=== WRITTEN INSTRUCTION ===
Copy each line that contains the string "Pokój".

— Begin —

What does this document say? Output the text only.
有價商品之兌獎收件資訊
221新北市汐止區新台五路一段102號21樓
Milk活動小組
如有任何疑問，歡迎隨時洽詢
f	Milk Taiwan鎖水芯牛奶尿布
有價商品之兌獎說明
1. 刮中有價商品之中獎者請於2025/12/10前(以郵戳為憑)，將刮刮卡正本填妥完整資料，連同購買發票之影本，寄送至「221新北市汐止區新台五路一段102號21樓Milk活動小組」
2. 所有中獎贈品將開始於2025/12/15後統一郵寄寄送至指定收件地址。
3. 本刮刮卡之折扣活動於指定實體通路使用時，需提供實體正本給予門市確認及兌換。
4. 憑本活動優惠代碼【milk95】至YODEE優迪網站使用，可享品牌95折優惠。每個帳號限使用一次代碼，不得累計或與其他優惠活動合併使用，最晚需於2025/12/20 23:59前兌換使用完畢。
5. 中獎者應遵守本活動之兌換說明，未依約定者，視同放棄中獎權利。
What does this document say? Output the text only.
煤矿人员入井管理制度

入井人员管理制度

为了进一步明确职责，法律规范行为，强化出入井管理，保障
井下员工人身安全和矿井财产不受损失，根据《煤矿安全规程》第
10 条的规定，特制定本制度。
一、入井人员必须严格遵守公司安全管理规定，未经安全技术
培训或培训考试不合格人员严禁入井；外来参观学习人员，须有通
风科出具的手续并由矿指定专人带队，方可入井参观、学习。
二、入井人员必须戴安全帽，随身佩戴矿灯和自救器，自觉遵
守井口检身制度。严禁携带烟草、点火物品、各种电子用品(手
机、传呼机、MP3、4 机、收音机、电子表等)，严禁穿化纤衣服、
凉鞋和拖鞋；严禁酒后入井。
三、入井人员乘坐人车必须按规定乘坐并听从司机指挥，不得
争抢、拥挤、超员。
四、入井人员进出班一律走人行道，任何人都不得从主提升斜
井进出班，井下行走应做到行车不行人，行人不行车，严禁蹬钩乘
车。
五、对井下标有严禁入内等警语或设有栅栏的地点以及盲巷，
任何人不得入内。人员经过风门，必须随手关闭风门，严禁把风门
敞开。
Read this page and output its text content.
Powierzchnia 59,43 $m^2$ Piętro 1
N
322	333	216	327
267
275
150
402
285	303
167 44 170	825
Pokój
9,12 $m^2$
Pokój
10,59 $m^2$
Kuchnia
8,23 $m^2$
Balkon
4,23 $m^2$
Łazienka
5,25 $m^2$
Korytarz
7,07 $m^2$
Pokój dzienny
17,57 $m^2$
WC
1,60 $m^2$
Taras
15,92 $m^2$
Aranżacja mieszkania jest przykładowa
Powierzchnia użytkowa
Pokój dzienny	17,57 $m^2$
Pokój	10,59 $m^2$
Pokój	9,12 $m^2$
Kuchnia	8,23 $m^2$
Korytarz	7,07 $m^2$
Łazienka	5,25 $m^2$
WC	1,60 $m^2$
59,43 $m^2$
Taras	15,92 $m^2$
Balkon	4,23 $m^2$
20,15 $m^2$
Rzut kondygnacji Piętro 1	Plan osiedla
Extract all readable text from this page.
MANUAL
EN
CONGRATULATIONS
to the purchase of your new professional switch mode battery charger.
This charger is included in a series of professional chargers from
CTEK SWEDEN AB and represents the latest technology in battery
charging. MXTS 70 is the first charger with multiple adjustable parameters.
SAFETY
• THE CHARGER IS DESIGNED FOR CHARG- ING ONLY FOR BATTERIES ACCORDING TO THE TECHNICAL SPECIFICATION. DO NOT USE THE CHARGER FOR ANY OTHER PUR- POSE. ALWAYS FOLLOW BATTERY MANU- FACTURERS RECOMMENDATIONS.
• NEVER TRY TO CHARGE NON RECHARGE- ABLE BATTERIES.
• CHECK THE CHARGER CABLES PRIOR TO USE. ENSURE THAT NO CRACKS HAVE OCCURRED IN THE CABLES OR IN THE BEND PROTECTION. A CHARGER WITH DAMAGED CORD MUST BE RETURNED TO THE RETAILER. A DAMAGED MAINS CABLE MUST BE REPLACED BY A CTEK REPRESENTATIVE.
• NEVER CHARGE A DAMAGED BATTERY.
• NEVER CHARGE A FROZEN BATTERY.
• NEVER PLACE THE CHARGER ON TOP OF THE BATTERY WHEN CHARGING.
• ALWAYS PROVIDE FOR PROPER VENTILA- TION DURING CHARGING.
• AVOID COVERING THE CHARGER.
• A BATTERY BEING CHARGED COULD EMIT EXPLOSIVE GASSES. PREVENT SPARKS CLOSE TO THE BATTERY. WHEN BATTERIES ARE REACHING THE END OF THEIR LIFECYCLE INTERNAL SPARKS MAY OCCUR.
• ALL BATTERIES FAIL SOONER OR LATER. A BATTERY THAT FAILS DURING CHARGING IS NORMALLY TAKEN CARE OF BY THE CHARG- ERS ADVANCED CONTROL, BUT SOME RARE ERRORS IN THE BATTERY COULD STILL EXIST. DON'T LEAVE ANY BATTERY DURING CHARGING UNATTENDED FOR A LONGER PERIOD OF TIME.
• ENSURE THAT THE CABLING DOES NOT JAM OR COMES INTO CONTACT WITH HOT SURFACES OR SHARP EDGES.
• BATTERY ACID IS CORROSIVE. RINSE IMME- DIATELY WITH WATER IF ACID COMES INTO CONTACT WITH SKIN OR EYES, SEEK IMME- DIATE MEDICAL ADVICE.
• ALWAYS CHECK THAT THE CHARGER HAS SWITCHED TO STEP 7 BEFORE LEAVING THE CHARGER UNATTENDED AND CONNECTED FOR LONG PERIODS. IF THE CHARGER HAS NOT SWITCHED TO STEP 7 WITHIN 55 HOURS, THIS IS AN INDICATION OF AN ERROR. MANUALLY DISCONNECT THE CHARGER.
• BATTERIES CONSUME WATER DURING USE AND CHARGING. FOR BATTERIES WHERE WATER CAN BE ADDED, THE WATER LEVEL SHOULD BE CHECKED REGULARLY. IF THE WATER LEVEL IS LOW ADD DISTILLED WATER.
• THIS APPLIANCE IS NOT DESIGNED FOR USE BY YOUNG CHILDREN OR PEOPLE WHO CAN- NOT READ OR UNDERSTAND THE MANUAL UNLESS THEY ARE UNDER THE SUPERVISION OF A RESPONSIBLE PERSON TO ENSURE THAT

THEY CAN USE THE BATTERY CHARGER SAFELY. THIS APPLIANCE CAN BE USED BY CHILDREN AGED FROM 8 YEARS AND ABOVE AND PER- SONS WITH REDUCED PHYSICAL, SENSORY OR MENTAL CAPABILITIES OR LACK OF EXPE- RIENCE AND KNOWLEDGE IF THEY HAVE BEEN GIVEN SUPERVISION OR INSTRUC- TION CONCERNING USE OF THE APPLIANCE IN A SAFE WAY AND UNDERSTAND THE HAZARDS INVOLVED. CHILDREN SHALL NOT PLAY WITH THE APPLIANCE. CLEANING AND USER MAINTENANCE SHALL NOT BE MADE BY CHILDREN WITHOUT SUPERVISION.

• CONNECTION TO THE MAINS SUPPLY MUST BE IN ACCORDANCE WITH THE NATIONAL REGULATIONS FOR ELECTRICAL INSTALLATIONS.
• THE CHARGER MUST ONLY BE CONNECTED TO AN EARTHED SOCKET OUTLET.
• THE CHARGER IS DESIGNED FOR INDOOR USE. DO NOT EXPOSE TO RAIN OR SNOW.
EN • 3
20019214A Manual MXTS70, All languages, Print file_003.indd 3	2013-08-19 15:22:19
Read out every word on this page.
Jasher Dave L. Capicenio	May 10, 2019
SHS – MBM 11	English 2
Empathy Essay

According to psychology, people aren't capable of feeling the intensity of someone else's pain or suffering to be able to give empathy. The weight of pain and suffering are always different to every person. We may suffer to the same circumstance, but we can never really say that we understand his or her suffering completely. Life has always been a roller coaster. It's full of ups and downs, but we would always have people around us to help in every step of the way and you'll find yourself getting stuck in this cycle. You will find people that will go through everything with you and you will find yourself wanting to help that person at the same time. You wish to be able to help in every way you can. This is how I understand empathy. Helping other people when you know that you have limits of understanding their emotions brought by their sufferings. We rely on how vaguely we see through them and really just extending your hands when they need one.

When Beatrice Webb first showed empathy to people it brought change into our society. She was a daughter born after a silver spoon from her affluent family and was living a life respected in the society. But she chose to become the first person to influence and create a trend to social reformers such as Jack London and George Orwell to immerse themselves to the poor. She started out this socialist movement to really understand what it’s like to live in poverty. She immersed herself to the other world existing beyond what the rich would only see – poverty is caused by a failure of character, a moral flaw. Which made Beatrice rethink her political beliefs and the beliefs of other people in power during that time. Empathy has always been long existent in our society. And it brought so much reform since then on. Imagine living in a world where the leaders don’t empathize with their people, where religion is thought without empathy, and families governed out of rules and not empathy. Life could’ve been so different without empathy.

— End —

=== SOLUTION BELOW ===
Pokój
Pokój
Pokój dzienny
Pokój dzienny	17,57 $m^2$
Pokój	10,59 $m^2$
Pokój	9,12 $m^2$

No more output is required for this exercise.